▸ WHAT THE EXERCISE ASKS:
Show every line in the records below that contains the word "德国弗莱堡大学口腔学院客座教授".

▸ DATASET RECORDS:
++++++++++

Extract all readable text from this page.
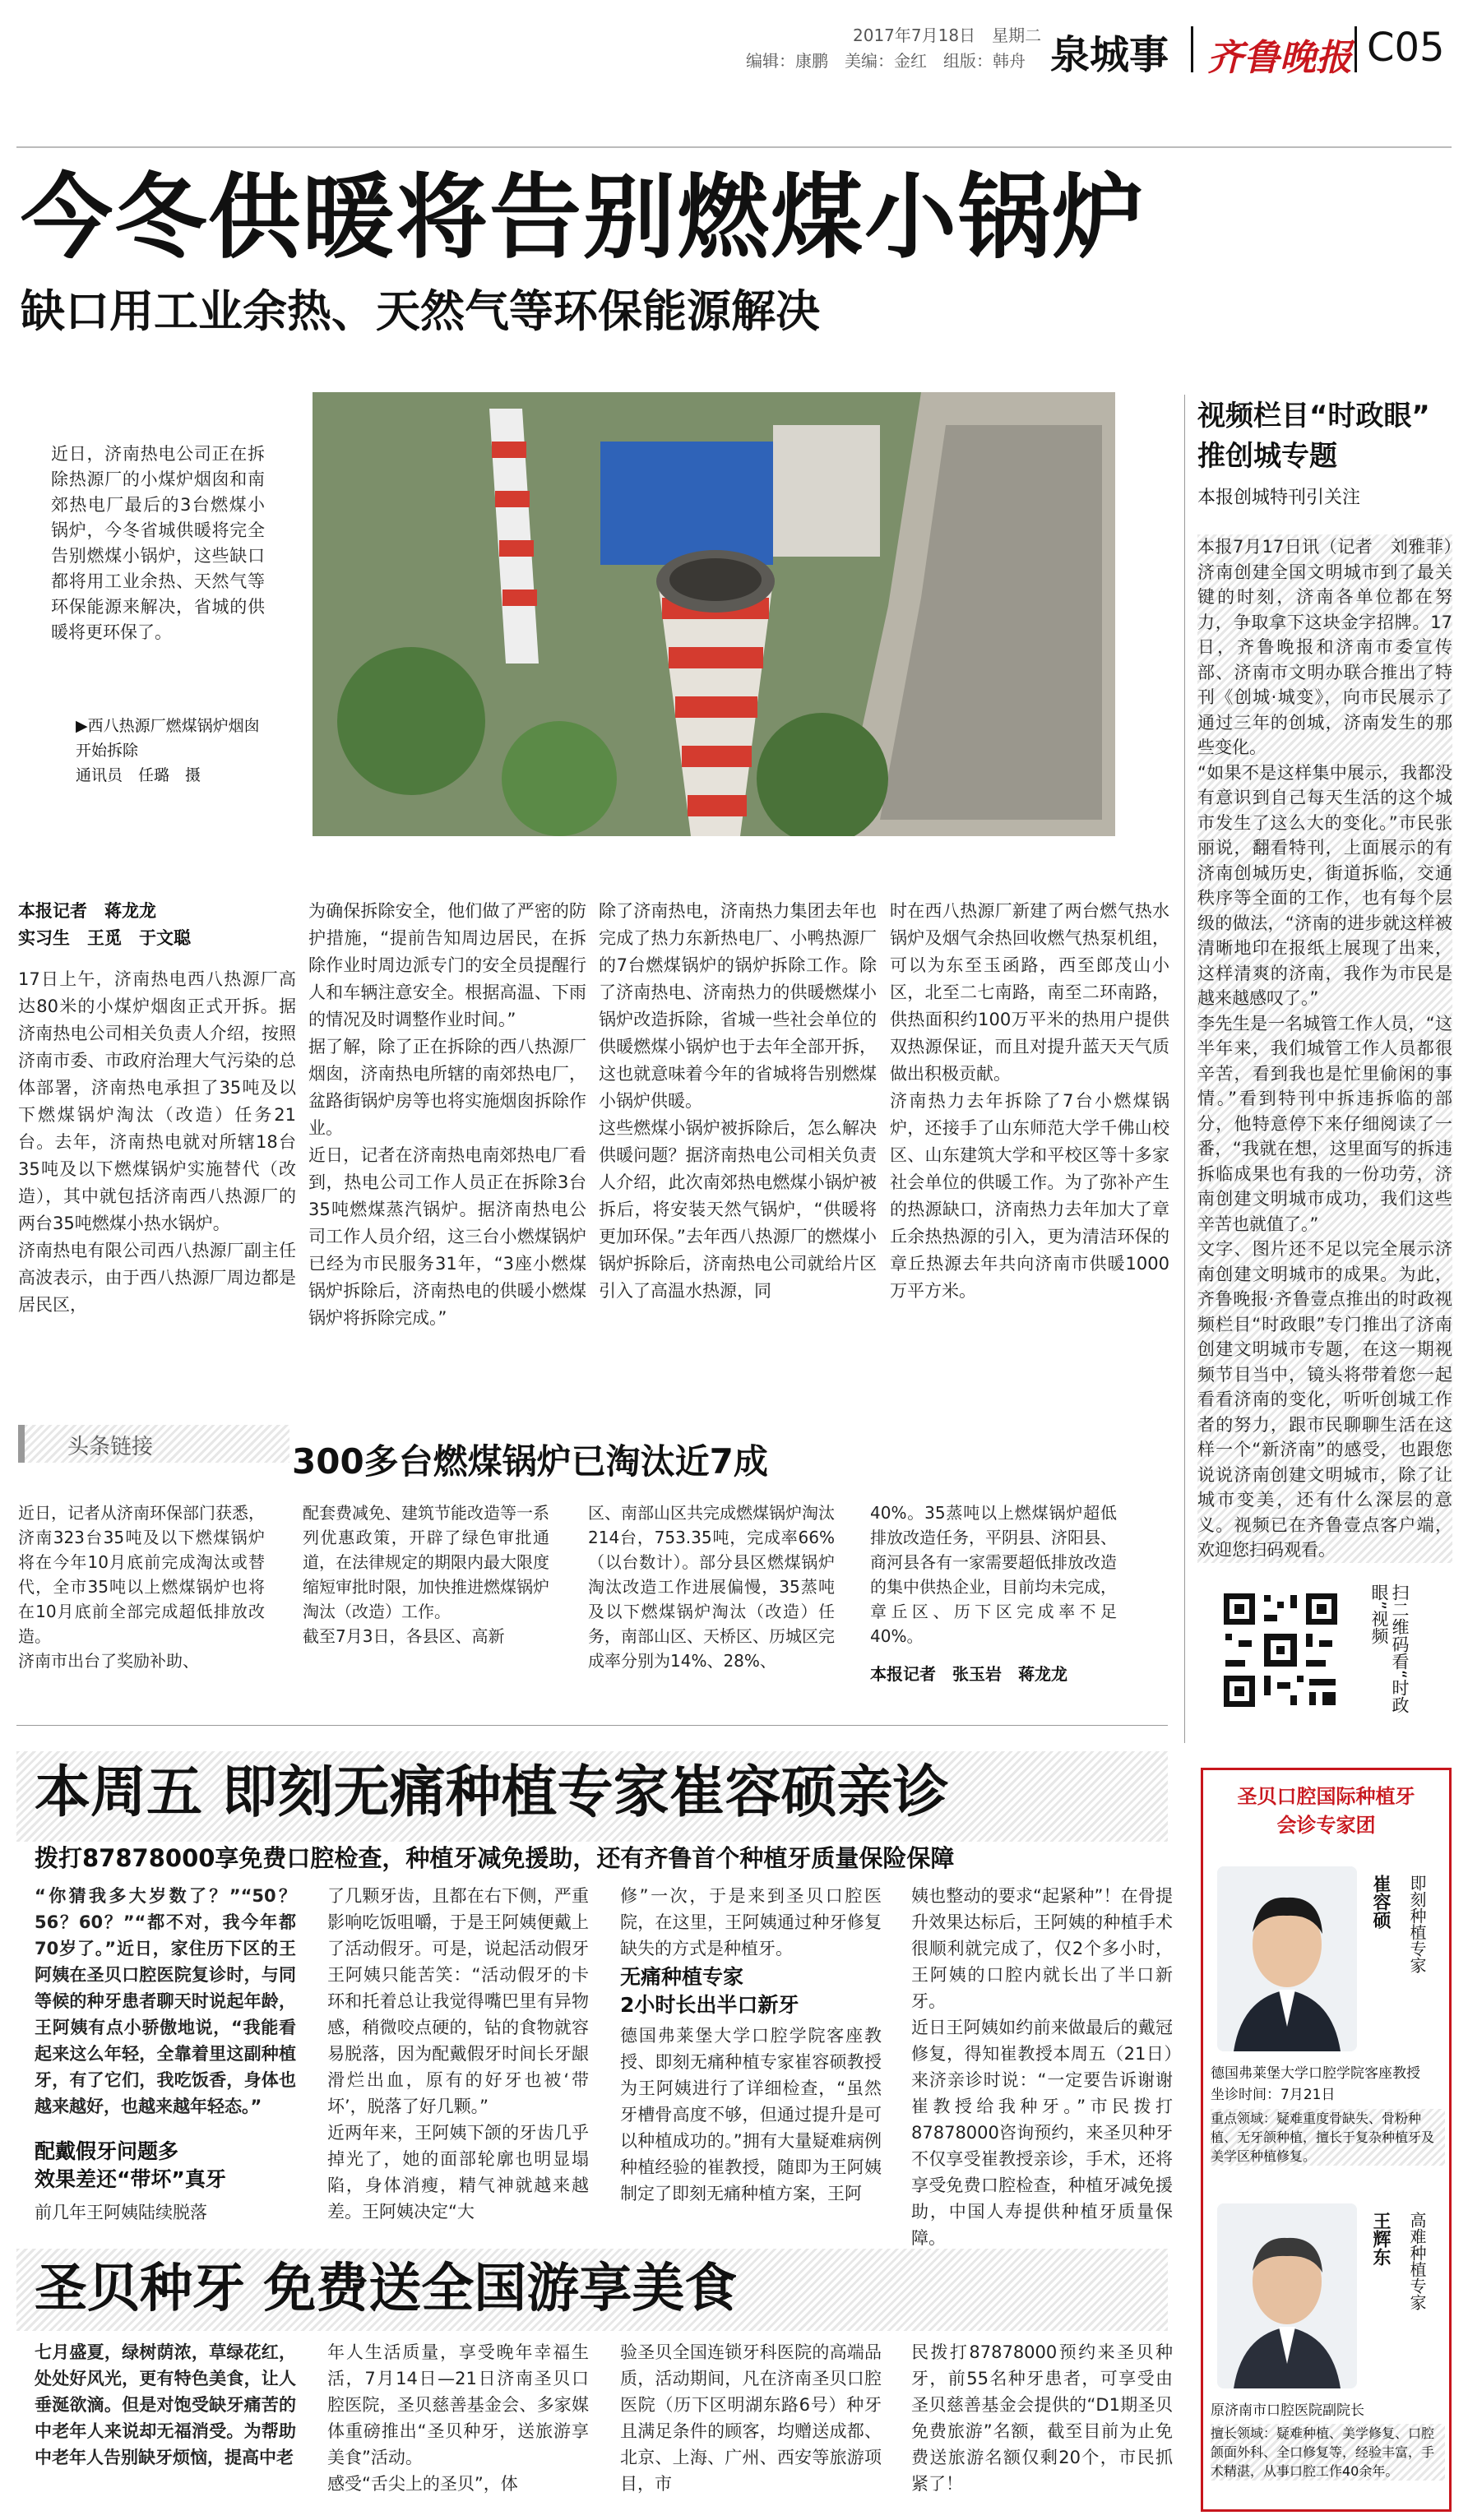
2017年7月18日　星期二
编辑：康鹏　美编：金红　组版：韩舟 泉城事 齐鲁晚报 C05
今冬供暖将告别燃煤小锅炉
缺口用工业余热、天然气等环保能源解决
近日，济南热电公司正在拆除热源厂的小煤炉烟囱和南郊热电厂最后的3台燃煤小锅炉，今冬省城供暖将完全告别燃煤小锅炉，这些缺口都将用工业余热、天然气等环保能源来解决，省城的供暖将更环保了。
▶西八热源厂燃煤锅炉烟囱开始拆除
通讯员　任璐　摄
本报记者　蒋龙龙
实习生　王觅　于文聪
17日上午，济南热电西八热源厂高达80米的小煤炉烟囱正式开拆。据济南热电公司相关负责人介绍，按照济南市委、市政府治理大气污染的总体部署，济南热电承担了35吨及以下燃煤锅炉淘汰（改造）任务21台。去年，济南热电就对所辖18台35吨及以下燃煤锅炉实施替代（改造），其中就包括济南西八热源厂的两台35吨燃煤小热水锅炉。
济南热电有限公司西八热源厂副主任高波表示，由于西八热源厂周边都是居民区，
为确保拆除安全，他们做了严密的防护措施，“提前告知周边居民，在拆除作业时周边派专门的安全员提醒行人和车辆注意安全。根据高温、下雨的情况及时调整作业时间。”
据了解，除了正在拆除的西八热源厂烟囱，济南热电所辖的南郊热电厂，盆路街锅炉房等也将实施烟囱拆除作业。
近日，记者在济南热电南郊热电厂看到，热电公司工作人员正在拆除3台35吨燃煤蒸汽锅炉。据济南热电公司工作人员介绍，这三台小燃煤锅炉已经为市民服务31年，“3座小燃煤锅炉拆除后，济南热电的供暖小燃煤锅炉将拆除完成。”
除了济南热电，济南热力集团去年也完成了热力东新热电厂、小鸭热源厂的7台燃煤锅炉的锅炉拆除工作。除了济南热电、济南热力的供暖燃煤小锅炉改造拆除，省城一些社会单位的供暖燃煤小锅炉也于去年全部开拆，这也就意味着今年的省城将告别燃煤小锅炉供暖。
这些燃煤小锅炉被拆除后，怎么解决供暖问题？据济南热电公司相关负责人介绍，此次南郊热电燃煤小锅炉被拆后，将安装天然气锅炉，“供暖将更加环保。”去年西八热源厂的燃煤小锅炉拆除后，济南热电公司就给片区引入了高温水热源，同
时在西八热源厂新建了两台燃气热水锅炉及烟气余热回收燃气热泵机组，可以为东至玉函路，西至郎茂山小区，北至二七南路，南至二环南路，供热面积约100万平米的热用户提供双热源保证，而且对提升蓝天天气质做出积极贡献。
济南热力去年拆除了7台小燃煤锅炉，还接手了山东师范大学千佛山校区、山东建筑大学和平校区等十多家社会单位的供暖工作。为了弥补产生的热源缺口，济南热力去年加大了章丘余热热源的引入，更为清洁环保的章丘热源去年共向济南市供暖1000万平方米。
视频栏目“时政眼”
推创城专题
本报创城特刊引关注
本报7月17日讯（记者　刘雅菲）济南创建全国文明城市到了最关键的时刻，济南各单位都在努力，争取拿下这块金字招牌。17日，齐鲁晚报和济南市委宣传部、济南市文明办联合推出了特刊《创城·城变》，向市民展示了通过三年的创城，济南发生的那些变化。
“如果不是这样集中展示，我都没有意识到自己每天生活的这个城市发生了这么大的变化。”市民张丽说，翻看特刊，上面展示的有济南创城历史，街道拆临，交通秩序等全面的工作，也有每个层级的做法，“济南的进步就这样被清晰地印在报纸上展现了出来，这样清爽的济南，我作为市民是越来越感叹了。”
李先生是一名城管工作人员，“这半年来，我们城管工作人员都很辛苦，看到我也是忙里偷闲的事情。”看到特刊中拆违拆临的部分，他特意停下来仔细阅读了一番，“我就在想，这里面写的拆违拆临成果也有我的一份功劳，济南创建文明城市成功，我们这些辛苦也就值了。”
文字、图片还不足以完全展示济南创建文明城市的成果。为此，齐鲁晚报·齐鲁壹点推出的时政视频栏目“时政眼”专门推出了济南创建文明城市专题，在这一期视频节目当中，镜头将带着您一起看看济南的变化，听听创城工作者的努力，跟市民聊聊生活在这样一个“新济南”的感受，也跟您说说济南创建文明城市，除了让城市变美，还有什么深层的意义。视频已在齐鲁壹点客户端，欢迎您扫码观看。
扫二维码看“时政眼”视频
头条链接	300多台燃煤锅炉已淘汰近7成
近日，记者从济南环保部门获悉，济南323台35吨及以下燃煤锅炉将在今年10月底前完成淘汰或替代，全市35吨以上燃煤锅炉也将在10月底前全部完成超低排放改造。
济南市出台了奖励补助、
配套费减免、建筑节能改造等一系列优惠政策，开辟了绿色审批通道，在法律规定的期限内最大限度缩短审批时限，加快推进燃煤锅炉淘汰（改造）工作。
截至7月3日，各县区、高新
区、南部山区共完成燃煤锅炉淘汰214台，753.35吨，完成率66%（以台数计）。部分县区燃煤锅炉淘汰改造工作进展偏慢，35蒸吨及以下燃煤锅炉淘汰（改造）任务，南部山区、天桥区、历城区完成率分别为14%、28%、
40%。35蒸吨以上燃煤锅炉超低排放改造任务，平阴县、济阳县、商河县各有一家需要超低排放改造的集中供热企业，目前均未完成，章丘区、历下区完成率不足40%。
本报记者　张玉岩　蒋龙龙
本周五 即刻无痛种植专家崔容硕亲诊
拨打87878000享免费口腔检查，种植牙减免援助，还有齐鲁首个种植牙质量保险保障
“你猜我多大岁数了？”“50？56？60？”“都不对，我今年都70岁了。”近日，家住历下区的王阿姨在圣贝口腔医院复诊时，与同等候的种牙患者聊天时说起年龄，王阿姨有点小骄傲地说，“我能看起来这么年轻，全靠着里这副种植牙，有了它们，我吃饭香，身体也越来越好，也越来越年轻态。”
配戴假牙问题多
效果差还“带坏”真牙
前几年王阿姨陆续脱落
了几颗牙齿，且都在右下侧，严重影响吃饭咀嚼，于是王阿姨便戴上了活动假牙。可是，说起活动假牙王阿姨只能苦笑：“活动假牙的卡环和托着总让我觉得嘴巴里有异物感，稍微咬点硬的，钻的食物就容易脱落，因为配戴假牙时间长牙龈滑烂出血，原有的好牙也被‘带坏’，脱落了好几颗。”
近两年来，王阿姨下颌的牙齿几乎掉光了，她的面部轮廓也明显塌陷，身体消瘦，精气神就越来越差。王阿姨决定“大
修”一次，于是来到圣贝口腔医院，在这里，王阿姨通过种牙修复缺失的方式是种植牙。
无痛种植专家
2小时长出半口新牙
德国弗莱堡大学口腔学院客座教授、即刻无痛种植专家崔容硕教授为王阿姨进行了详细检查，“虽然牙槽骨高度不够，但通过提升是可以种植成功的。”拥有大量疑难病例种植经验的崔教授，随即为王阿姨制定了即刻无痛种植方案，王阿
姨也整动的要求“起紧种”！在骨提升效果达标后，王阿姨的种植手术很顺利就完成了，仅2个多小时，王阿姨的口腔内就长出了半口新牙。
近日王阿姨如约前来做最后的戴冠修复，得知崔教授本周五（21日）来济亲诊时说：“一定要告诉谢谢崔教授给我种牙。”市民拨打87878000咨询预约，来圣贝种牙不仅享受崔教授亲诊，手术，还将享受免费口腔检查，种植牙减免援助，中国人寿提供种植牙质量保障。
圣贝种牙 免费送全国游享美食
七月盛夏，绿树荫浓，草绿花红，处处好风光，更有特色美食，让人垂涎欲滴。但是对饱受缺牙痛苦的中老年人来说却无福消受。为帮助中老年人告别缺牙烦恼，提高中老
年人生活质量，享受晚年幸福生活，7月14日—21日济南圣贝口腔医院，圣贝慈善基金会、多家媒体重磅推出“圣贝种牙，送旅游享美食”活动。
感受“舌尖上的圣贝”，体
验圣贝全国连锁牙科医院的高端品质，活动期间，凡在济南圣贝口腔医院（历下区明湖东路6号）种牙且满足条件的顾客，均赠送成都、北京、上海、广州、西安等旅游项目，市
民拨打87878000预约来圣贝种牙，前55名种牙患者，可享受由圣贝慈善基金会提供的“D1期圣贝免费旅游”名额，截至目前为止免费送旅游名额仅剩20个，市民抓紧了！
圣贝口腔国际种植牙
会诊专家团
崔容硕 即刻种植专家
德国弗莱堡大学口腔学院客座教授
坐诊时间：7月21日
重点领域：疑难重度骨缺失、骨粉种植、无牙颌种植，擅长于复杂种植牙及美学区种植修复。
王辉东 高难种植专家
原济南市口腔医院副院长
擅长领域：疑难种植、美学修复、口腔颌面外科、全口修复等，经验丰富，手术精湛，从事口腔工作40余年。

++++++++++

▸ TASK RESPONSE:
德国弗莱堡大学口腔学院客座教授、即刻无痛种植专家崔容硕教授为王阿姨进行了详细检查，“虽然牙槽骨高度不够，但通过提升是可以种植成功的。”拥有大量疑难病例种植经验的崔教授，随即为王阿姨制定了即刻无痛种植方案，王阿
德国弗莱堡大学口腔学院客座教授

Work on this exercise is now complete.